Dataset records

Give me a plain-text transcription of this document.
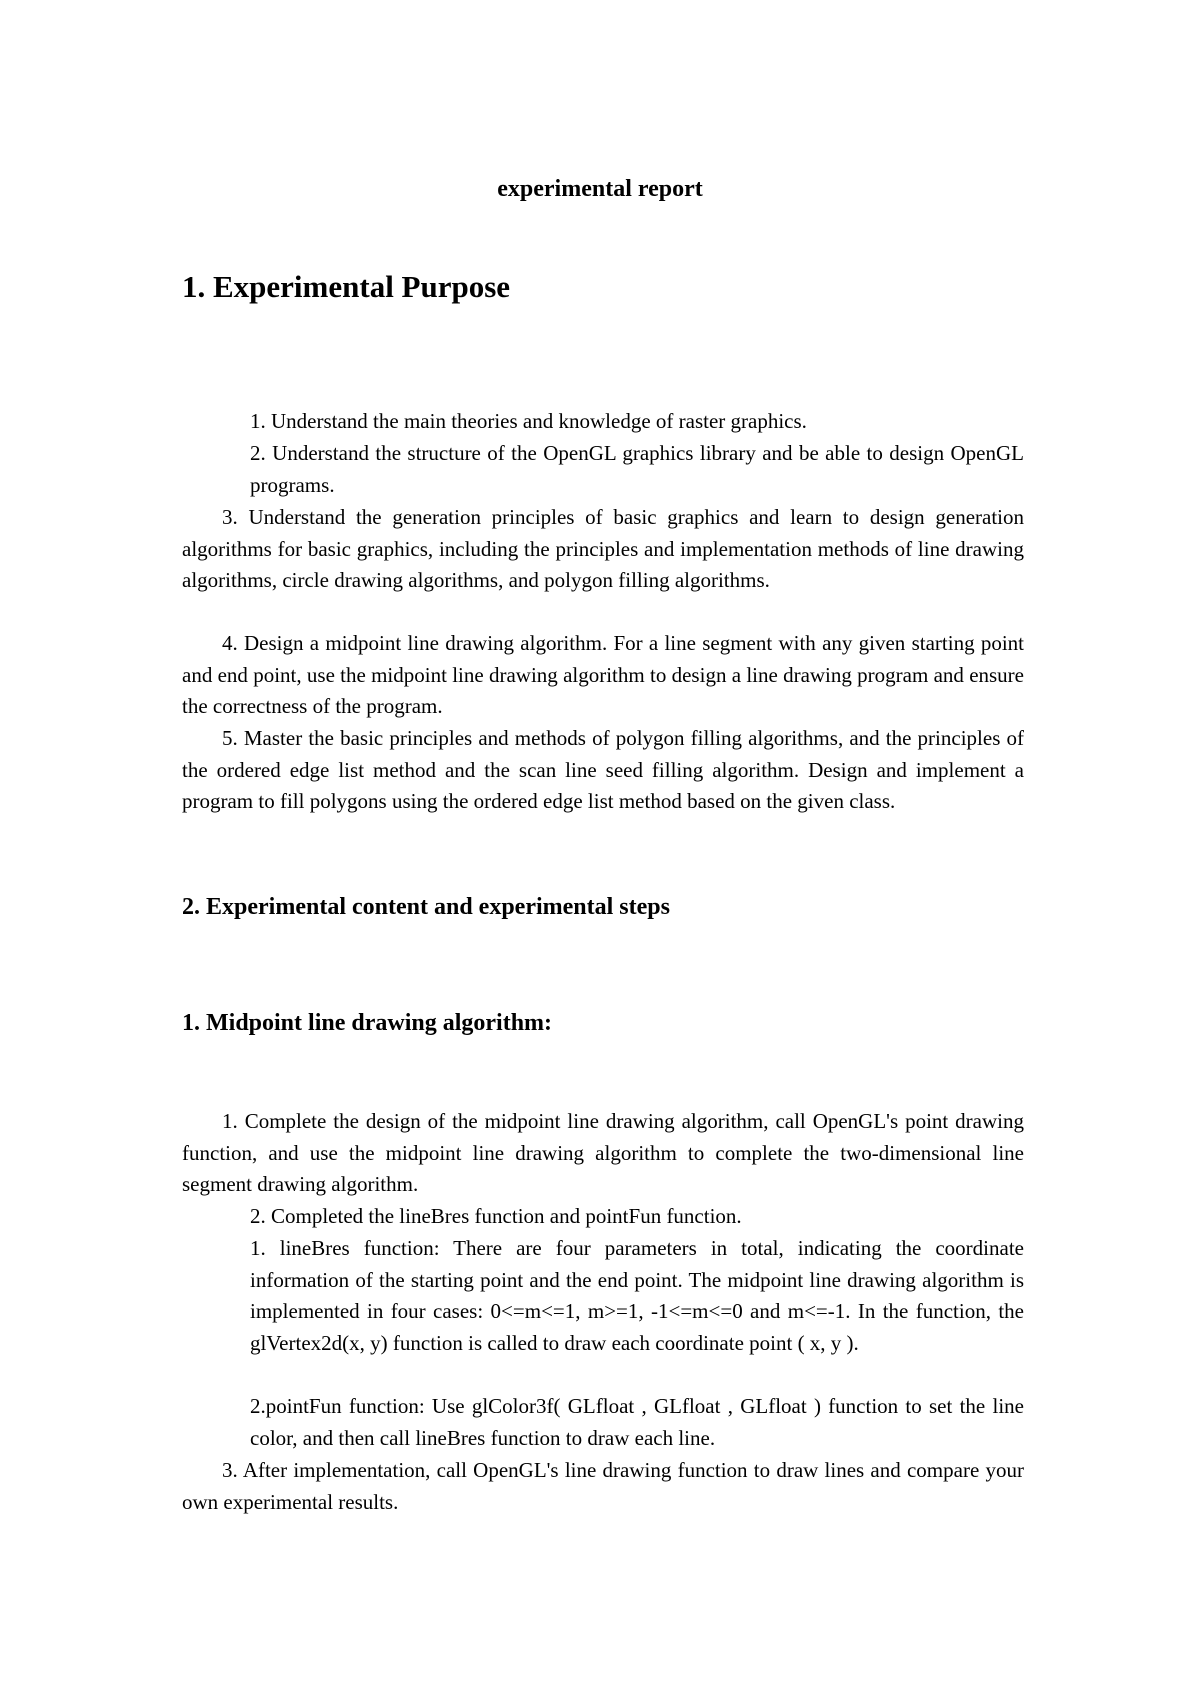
experimental report
1. Experimental Purpose
1. Understand the main theories and knowledge of raster graphics.
2. Understand the structure of the OpenGL graphics library and be able to design OpenGL programs.
3. Understand the generation principles of basic graphics and learn to design generation algorithms for basic graphics, including the principles and implementation methods of line drawing algorithms, circle drawing algorithms, and polygon filling algorithms.
4. Design a midpoint line drawing algorithm. For a line segment with any given starting point and end point, use the midpoint line drawing algorithm to design a line drawing program and ensure the correctness of the program.
5. Master the basic principles and methods of polygon filling algorithms, and the principles of the ordered edge list method and the scan line seed filling algorithm. Design and implement a program to fill polygons using the ordered edge list method based on the given class.
2. Experimental content and experimental steps
1. Midpoint line drawing algorithm:
1. Complete the design of the midpoint line drawing algorithm, call OpenGL's point drawing function, and use the midpoint line drawing algorithm to complete the two-dimensional line segment drawing algorithm.
2. Completed the lineBres function and pointFun function.
1. lineBres function: There are four parameters in total, indicating the coordinate information of the starting point and the end point. The midpoint line drawing algorithm is implemented in four cases: 0<=m<=1, m>=1, -1<=m<=0 and m<=-1. In the function, the glVertex2d(x, y) function is called to draw each coordinate point ( x, y ).
2.pointFun function: Use glColor3f( GLfloat , GLfloat , GLfloat ) function to set the line color, and then call lineBres function to draw each line.
3. After implementation, call OpenGL's line drawing function to draw lines and compare your own experimental results.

Work to be completed -> Write the entries above out in full, exactly, with no images.

Full response ->
Give me a plain-text transcription of this document.
experimental report
1. Experimental Purpose
1. Understand the main theories and knowledge of raster graphics.
2. Understand the structure of the OpenGL graphics library and be able to design OpenGL programs.
3. Understand the generation principles of basic graphics and learn to design generation algorithms for basic graphics, including the principles and implementation methods of line drawing algorithms, circle drawing algorithms, and polygon filling algorithms.
4. Design a midpoint line drawing algorithm. For a line segment with any given starting point and end point, use the midpoint line drawing algorithm to design a line drawing program and ensure the correctness of the program.
5. Master the basic principles and methods of polygon filling algorithms, and the principles of the ordered edge list method and the scan line seed filling algorithm. Design and implement a program to fill polygons using the ordered edge list method based on the given class.
2. Experimental content and experimental steps
1. Midpoint line drawing algorithm:
1. Complete the design of the midpoint line drawing algorithm, call OpenGL's point drawing function, and use the midpoint line drawing algorithm to complete the two-dimensional line segment drawing algorithm.
2. Completed the lineBres function and pointFun function.
1. lineBres function: There are four parameters in total, indicating the coordinate information of the starting point and the end point. The midpoint line drawing algorithm is implemented in four cases: 0<=m<=1, m>=1, -1<=m<=0 and m<=-1. In the function, the glVertex2d(x, y) function is called to draw each coordinate point ( x, y ).
2.pointFun function: Use glColor3f( GLfloat , GLfloat , GLfloat ) function to set the line color, and then call lineBres function to draw each line.
3. After implementation, call OpenGL's line drawing function to draw lines and compare your own experimental results.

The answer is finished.